◆ **Task**
For this exercise, copy out each line of the material below that includes "Time".

Start Extracted entries

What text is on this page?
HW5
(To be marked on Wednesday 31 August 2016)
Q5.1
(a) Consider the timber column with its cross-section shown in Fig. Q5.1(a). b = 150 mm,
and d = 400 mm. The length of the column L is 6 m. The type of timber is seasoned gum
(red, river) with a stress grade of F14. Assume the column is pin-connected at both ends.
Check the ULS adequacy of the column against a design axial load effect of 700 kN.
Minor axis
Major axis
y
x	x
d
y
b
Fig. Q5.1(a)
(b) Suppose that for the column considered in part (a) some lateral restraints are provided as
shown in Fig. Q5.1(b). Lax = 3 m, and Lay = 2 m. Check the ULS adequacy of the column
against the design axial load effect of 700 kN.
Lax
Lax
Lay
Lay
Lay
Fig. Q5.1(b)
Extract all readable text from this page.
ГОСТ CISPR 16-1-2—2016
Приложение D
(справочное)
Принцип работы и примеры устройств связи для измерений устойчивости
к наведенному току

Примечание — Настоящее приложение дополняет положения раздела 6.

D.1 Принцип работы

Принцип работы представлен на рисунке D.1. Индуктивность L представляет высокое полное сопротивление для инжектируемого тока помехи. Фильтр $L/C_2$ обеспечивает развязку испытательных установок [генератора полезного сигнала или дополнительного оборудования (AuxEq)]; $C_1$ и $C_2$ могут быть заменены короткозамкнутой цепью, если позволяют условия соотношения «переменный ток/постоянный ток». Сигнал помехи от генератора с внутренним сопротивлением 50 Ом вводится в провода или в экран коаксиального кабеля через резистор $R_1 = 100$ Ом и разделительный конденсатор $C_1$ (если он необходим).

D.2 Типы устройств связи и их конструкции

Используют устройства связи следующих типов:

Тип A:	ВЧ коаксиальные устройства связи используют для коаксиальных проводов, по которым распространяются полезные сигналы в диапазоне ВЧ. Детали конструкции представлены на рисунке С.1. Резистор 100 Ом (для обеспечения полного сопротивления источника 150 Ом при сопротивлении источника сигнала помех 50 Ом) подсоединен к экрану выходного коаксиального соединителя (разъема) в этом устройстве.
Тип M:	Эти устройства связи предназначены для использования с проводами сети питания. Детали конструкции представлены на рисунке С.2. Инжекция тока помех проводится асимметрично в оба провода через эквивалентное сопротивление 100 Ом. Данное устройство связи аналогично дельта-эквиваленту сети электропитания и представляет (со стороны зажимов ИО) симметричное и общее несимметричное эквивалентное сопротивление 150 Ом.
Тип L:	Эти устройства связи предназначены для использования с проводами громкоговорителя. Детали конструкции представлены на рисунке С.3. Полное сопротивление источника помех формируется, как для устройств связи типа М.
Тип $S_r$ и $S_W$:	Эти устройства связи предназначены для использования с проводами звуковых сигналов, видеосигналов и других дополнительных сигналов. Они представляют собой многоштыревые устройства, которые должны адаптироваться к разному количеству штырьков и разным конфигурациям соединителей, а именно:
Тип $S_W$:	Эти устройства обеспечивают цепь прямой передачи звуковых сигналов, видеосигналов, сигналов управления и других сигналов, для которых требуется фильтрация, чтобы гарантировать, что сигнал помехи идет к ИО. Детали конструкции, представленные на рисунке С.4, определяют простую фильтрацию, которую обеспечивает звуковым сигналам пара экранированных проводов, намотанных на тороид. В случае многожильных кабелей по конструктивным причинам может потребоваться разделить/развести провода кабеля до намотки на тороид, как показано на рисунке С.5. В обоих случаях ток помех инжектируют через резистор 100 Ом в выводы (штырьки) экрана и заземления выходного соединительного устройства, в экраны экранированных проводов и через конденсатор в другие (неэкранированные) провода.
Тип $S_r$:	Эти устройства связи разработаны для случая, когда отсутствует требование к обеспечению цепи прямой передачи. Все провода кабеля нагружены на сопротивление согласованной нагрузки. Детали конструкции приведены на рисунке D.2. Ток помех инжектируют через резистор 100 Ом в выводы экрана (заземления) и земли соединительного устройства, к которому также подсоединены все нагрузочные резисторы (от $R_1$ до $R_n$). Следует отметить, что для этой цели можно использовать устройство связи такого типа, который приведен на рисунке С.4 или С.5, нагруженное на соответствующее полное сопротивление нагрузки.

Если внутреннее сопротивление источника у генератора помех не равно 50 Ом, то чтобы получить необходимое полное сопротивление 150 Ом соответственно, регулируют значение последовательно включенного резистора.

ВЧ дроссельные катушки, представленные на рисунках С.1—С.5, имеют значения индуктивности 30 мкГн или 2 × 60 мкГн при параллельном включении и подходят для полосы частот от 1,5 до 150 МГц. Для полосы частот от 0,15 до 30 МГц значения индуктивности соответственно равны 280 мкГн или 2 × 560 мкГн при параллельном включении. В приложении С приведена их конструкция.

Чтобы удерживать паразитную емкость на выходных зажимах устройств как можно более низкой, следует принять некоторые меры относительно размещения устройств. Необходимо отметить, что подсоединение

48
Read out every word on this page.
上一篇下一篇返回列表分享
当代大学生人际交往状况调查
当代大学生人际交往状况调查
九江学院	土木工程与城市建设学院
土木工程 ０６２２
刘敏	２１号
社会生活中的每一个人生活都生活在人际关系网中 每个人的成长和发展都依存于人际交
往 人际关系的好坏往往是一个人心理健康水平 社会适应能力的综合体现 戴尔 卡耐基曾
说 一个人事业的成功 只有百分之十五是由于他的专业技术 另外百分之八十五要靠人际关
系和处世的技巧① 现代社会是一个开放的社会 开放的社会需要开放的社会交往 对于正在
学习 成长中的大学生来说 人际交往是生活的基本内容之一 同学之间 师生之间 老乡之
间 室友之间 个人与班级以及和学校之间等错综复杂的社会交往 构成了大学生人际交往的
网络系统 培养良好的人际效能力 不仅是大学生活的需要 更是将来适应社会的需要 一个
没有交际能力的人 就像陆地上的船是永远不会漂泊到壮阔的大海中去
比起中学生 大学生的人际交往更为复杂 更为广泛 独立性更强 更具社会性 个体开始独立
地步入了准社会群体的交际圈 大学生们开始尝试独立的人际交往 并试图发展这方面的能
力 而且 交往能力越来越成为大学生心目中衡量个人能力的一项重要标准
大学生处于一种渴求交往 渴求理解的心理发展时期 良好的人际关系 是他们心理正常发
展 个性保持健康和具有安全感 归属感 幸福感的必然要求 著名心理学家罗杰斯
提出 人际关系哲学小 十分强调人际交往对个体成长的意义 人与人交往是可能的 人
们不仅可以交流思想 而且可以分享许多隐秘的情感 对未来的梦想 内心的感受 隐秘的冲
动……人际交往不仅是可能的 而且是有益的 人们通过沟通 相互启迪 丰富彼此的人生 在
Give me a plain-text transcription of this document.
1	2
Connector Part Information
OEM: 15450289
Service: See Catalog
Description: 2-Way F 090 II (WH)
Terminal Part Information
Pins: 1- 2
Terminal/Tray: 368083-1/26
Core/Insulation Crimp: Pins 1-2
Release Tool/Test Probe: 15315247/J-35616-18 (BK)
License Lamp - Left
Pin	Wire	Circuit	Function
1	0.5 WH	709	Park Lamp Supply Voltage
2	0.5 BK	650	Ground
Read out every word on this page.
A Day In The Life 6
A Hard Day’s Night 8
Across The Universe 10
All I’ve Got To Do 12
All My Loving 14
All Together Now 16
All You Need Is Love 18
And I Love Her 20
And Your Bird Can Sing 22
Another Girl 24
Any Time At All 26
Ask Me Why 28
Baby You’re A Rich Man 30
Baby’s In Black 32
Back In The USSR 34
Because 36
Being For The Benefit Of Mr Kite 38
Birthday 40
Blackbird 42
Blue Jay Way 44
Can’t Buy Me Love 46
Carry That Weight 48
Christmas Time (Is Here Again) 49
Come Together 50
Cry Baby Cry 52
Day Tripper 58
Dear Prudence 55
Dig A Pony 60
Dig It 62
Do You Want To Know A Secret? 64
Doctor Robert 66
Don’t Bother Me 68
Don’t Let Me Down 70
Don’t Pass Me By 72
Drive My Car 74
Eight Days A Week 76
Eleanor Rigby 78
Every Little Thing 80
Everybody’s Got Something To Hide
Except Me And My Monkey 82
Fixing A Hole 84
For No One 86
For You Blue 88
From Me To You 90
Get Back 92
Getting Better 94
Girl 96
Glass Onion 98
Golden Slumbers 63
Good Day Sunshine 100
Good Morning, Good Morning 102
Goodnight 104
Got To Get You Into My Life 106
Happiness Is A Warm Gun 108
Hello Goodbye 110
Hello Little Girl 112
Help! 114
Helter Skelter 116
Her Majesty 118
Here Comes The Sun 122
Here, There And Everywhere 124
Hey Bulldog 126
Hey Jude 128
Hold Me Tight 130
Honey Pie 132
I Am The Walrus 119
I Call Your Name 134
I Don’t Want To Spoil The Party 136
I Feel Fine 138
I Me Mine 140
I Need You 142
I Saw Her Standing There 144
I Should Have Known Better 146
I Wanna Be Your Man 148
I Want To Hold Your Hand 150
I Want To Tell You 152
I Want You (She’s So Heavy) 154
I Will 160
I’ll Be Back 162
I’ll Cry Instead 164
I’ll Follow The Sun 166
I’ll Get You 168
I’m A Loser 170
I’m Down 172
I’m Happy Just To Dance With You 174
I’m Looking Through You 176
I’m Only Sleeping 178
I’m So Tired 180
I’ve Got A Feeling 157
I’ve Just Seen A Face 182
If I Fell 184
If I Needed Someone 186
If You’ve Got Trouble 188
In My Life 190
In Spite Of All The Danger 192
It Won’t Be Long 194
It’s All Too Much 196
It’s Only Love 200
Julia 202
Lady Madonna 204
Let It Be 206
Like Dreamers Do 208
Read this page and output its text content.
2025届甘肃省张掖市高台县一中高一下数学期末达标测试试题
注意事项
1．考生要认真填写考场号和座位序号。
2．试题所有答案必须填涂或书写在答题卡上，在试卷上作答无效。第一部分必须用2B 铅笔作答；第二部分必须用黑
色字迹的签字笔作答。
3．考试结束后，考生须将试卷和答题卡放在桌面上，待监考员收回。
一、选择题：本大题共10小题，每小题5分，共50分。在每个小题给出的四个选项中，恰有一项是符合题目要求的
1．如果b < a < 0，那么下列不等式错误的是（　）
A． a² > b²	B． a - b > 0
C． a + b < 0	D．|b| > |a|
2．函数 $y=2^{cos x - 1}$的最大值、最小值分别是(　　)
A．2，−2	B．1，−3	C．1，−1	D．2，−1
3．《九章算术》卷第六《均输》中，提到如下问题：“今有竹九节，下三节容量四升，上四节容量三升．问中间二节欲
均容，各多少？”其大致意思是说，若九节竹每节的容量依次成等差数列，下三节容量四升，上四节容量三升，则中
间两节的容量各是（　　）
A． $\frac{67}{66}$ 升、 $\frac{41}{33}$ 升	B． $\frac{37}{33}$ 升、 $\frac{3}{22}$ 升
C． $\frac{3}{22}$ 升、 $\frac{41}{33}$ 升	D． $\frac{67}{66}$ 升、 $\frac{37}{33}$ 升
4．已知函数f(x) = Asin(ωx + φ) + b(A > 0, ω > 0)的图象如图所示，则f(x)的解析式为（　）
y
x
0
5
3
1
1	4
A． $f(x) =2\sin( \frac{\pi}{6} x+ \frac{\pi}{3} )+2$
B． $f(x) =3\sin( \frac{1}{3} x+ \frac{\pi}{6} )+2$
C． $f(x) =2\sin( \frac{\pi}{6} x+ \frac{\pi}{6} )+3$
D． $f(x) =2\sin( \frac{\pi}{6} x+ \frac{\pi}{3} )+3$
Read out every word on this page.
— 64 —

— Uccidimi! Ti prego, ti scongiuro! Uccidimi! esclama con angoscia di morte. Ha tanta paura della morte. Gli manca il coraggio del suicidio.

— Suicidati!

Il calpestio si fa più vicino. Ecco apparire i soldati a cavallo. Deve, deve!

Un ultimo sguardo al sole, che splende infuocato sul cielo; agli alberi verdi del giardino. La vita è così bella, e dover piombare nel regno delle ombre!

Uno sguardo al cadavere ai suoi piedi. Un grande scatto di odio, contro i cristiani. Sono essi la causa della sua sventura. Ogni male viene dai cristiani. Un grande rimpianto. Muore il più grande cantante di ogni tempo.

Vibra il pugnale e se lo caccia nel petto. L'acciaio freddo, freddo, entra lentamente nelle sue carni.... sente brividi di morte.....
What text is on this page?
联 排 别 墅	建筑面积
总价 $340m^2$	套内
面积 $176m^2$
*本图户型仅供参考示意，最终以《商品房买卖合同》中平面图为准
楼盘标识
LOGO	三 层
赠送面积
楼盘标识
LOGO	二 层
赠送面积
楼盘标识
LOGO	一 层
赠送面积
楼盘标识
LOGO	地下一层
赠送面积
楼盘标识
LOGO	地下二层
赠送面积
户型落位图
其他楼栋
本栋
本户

End Extracted entries

◆ **Response to this task**
Any Time At All 26
Christmas Time (Is Here Again) 49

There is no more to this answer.